PROBLEM TO SOLVE →
Copy every line of the material below, without alteration.

ENTRIES SUPPLIED start

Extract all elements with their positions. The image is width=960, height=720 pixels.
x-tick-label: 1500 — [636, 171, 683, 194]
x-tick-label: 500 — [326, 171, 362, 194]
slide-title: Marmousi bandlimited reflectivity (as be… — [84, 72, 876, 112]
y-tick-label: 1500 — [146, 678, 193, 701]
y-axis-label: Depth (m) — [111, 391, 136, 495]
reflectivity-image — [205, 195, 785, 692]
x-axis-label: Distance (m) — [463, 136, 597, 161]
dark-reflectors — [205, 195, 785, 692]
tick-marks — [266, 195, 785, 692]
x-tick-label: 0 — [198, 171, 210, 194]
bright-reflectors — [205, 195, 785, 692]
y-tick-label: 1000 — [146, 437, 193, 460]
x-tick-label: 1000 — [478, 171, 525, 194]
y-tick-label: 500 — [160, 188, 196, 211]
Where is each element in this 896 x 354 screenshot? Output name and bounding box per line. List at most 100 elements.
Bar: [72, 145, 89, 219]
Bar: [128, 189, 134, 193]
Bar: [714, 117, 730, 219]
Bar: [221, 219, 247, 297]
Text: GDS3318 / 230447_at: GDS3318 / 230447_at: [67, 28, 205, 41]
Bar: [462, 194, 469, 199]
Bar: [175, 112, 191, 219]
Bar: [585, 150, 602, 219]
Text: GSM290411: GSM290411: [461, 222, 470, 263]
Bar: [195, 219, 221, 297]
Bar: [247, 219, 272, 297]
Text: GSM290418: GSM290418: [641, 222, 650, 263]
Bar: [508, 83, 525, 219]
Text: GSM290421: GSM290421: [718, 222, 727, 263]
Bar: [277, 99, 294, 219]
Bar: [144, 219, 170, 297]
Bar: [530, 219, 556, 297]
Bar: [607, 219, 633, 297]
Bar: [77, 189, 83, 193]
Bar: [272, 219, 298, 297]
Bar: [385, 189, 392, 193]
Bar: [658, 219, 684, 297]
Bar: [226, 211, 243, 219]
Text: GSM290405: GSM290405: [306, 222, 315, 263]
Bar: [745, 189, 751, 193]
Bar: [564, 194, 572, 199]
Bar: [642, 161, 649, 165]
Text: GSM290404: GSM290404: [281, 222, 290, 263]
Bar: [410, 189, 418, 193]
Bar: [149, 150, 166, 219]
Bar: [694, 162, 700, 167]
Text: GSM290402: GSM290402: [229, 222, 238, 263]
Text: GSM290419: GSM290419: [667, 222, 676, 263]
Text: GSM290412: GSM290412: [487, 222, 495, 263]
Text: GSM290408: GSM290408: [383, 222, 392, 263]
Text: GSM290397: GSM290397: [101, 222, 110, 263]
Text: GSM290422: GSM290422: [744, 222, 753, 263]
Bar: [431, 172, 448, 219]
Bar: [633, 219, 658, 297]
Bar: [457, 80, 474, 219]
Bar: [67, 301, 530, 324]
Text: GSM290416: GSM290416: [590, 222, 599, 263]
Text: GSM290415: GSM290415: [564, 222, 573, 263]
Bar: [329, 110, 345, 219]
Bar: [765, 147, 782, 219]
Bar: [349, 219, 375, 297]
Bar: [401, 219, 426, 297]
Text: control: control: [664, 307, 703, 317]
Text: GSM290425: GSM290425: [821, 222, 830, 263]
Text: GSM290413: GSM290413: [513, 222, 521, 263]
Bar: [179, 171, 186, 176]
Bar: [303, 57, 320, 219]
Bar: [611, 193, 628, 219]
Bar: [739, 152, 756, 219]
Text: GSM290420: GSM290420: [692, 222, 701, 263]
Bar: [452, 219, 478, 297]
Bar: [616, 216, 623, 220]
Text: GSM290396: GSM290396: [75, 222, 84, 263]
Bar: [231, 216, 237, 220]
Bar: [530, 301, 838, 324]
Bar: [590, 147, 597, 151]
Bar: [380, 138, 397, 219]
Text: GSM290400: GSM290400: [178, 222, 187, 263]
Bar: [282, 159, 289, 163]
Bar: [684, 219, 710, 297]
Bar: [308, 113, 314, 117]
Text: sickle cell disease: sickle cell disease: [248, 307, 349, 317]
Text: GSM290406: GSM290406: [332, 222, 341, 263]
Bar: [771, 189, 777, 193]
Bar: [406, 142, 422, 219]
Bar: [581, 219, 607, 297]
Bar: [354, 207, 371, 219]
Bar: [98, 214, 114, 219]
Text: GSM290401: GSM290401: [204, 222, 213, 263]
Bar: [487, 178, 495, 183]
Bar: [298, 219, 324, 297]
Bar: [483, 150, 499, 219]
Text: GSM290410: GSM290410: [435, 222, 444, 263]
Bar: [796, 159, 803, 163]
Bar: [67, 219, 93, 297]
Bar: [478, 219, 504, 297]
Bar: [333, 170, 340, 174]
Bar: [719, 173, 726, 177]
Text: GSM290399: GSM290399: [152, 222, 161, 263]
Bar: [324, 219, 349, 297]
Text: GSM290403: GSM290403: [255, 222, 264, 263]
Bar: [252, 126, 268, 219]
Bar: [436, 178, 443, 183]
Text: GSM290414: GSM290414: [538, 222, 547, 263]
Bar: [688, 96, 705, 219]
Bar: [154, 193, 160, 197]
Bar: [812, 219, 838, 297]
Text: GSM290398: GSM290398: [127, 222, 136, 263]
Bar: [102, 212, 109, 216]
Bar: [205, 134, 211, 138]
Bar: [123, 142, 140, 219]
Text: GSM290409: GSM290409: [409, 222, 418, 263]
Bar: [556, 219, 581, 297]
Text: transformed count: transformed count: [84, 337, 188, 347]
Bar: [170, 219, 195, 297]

ENTRIES SUPPLIED end

ANSWER TO THIS PROBLEM →
Extract all elements with their positions. The image is width=960, height=720 pixels.
x-tick-label: 1500 — [636, 171, 683, 194]
x-tick-label: 500 — [326, 171, 362, 194]
slide-title: Marmousi bandlimited reflectivity (as be… — [84, 72, 876, 112]
y-tick-label: 1500 — [146, 678, 193, 701]
y-axis-label: Depth (m) — [111, 391, 136, 495]
reflectivity-image — [205, 195, 785, 692]
x-axis-label: Distance (m) — [463, 136, 597, 161]
dark-reflectors — [205, 195, 785, 692]
tick-marks — [266, 195, 785, 692]
x-tick-label: 0 — [198, 171, 210, 194]
bright-reflectors — [205, 195, 785, 692]
y-tick-label: 1000 — [146, 437, 193, 460]
x-tick-label: 1000 — [478, 171, 525, 194]
y-tick-label: 500 — [160, 188, 196, 211]
Where is each element in this 896 x 354 screenshot? Output name and bounding box per line. List at most 100 elements.
Bar: [72, 145, 89, 219]
Bar: [128, 189, 134, 193]
Bar: [714, 117, 730, 219]
Bar: [221, 219, 247, 297]
Text: GDS3318 / 230447_at: GDS3318 / 230447_at: [67, 28, 205, 41]
Bar: [462, 194, 469, 199]
Bar: [175, 112, 191, 219]
Bar: [585, 150, 602, 219]
Text: GSM290411: GSM290411: [461, 222, 470, 263]
Bar: [195, 219, 221, 297]
Bar: [247, 219, 272, 297]
Text: GSM290418: GSM290418: [641, 222, 650, 263]
Bar: [508, 83, 525, 219]
Text: GSM290421: GSM290421: [718, 222, 727, 263]
Bar: [277, 99, 294, 219]
Bar: [144, 219, 170, 297]
Bar: [530, 219, 556, 297]
Bar: [607, 219, 633, 297]
Bar: [77, 189, 83, 193]
Bar: [272, 219, 298, 297]
Bar: [385, 189, 392, 193]
Bar: [658, 219, 684, 297]
Bar: [226, 211, 243, 219]
Text: GSM290405: GSM290405: [306, 222, 315, 263]
Bar: [745, 189, 751, 193]
Bar: [564, 194, 572, 199]
Bar: [642, 161, 649, 165]
Text: GSM290404: GSM290404: [281, 222, 290, 263]
Bar: [410, 189, 418, 193]
Bar: [149, 150, 166, 219]
Bar: [694, 162, 700, 167]
Text: GSM290402: GSM290402: [229, 222, 238, 263]
Text: GSM290419: GSM290419: [667, 222, 676, 263]
Text: GSM290412: GSM290412: [487, 222, 495, 263]
Text: GSM290408: GSM290408: [383, 222, 392, 263]
Text: GSM290397: GSM290397: [101, 222, 110, 263]
Text: GSM290422: GSM290422: [744, 222, 753, 263]
Bar: [431, 172, 448, 219]
Bar: [633, 219, 658, 297]
Bar: [457, 80, 474, 219]
Bar: [67, 301, 530, 324]
Text: GSM290416: GSM290416: [590, 222, 599, 263]
Text: GSM290415: GSM290415: [564, 222, 573, 263]
Bar: [329, 110, 345, 219]
Bar: [765, 147, 782, 219]
Bar: [349, 219, 375, 297]
Bar: [401, 219, 426, 297]
Text: control: control: [664, 307, 703, 317]
Text: GSM290425: GSM290425: [821, 222, 830, 263]
Text: GSM290413: GSM290413: [513, 222, 521, 263]
Bar: [179, 171, 186, 176]
Bar: [303, 57, 320, 219]
Bar: [611, 193, 628, 219]
Bar: [739, 152, 756, 219]
Text: GSM290420: GSM290420: [692, 222, 701, 263]
Bar: [452, 219, 478, 297]
Bar: [616, 216, 623, 220]
Text: GSM290396: GSM290396: [75, 222, 84, 263]
Bar: [231, 216, 237, 220]
Bar: [530, 301, 838, 324]
Bar: [590, 147, 597, 151]
Bar: [380, 138, 397, 219]
Text: GSM290400: GSM290400: [178, 222, 187, 263]
Bar: [282, 159, 289, 163]
Bar: [684, 219, 710, 297]
Bar: [308, 113, 314, 117]
Text: sickle cell disease: sickle cell disease: [248, 307, 349, 317]
Text: GSM290406: GSM290406: [332, 222, 341, 263]
Bar: [771, 189, 777, 193]
Bar: [406, 142, 422, 219]
Bar: [581, 219, 607, 297]
Bar: [354, 207, 371, 219]
Bar: [98, 214, 114, 219]
Text: GSM290401: GSM290401: [204, 222, 213, 263]
Bar: [487, 178, 495, 183]
Bar: [298, 219, 324, 297]
Bar: [483, 150, 499, 219]
Text: GSM290410: GSM290410: [435, 222, 444, 263]
Bar: [796, 159, 803, 163]
Bar: [67, 219, 93, 297]
Bar: [478, 219, 504, 297]
Bar: [333, 170, 340, 174]
Bar: [719, 173, 726, 177]
Text: GSM290399: GSM290399: [152, 222, 161, 263]
Bar: [324, 219, 349, 297]
Text: GSM290403: GSM290403: [255, 222, 264, 263]
Bar: [252, 126, 268, 219]
Bar: [436, 178, 443, 183]
Text: GSM290414: GSM290414: [538, 222, 547, 263]
Bar: [688, 96, 705, 219]
Bar: [154, 193, 160, 197]
Bar: [812, 219, 838, 297]
Text: GSM290398: GSM290398: [127, 222, 136, 263]
Bar: [102, 212, 109, 216]
Bar: [205, 134, 211, 138]
Bar: [123, 142, 140, 219]
Text: GSM290409: GSM290409: [409, 222, 418, 263]
Bar: [556, 219, 581, 297]
Text: transformed count: transformed count: [84, 337, 188, 347]
Bar: [170, 219, 195, 297]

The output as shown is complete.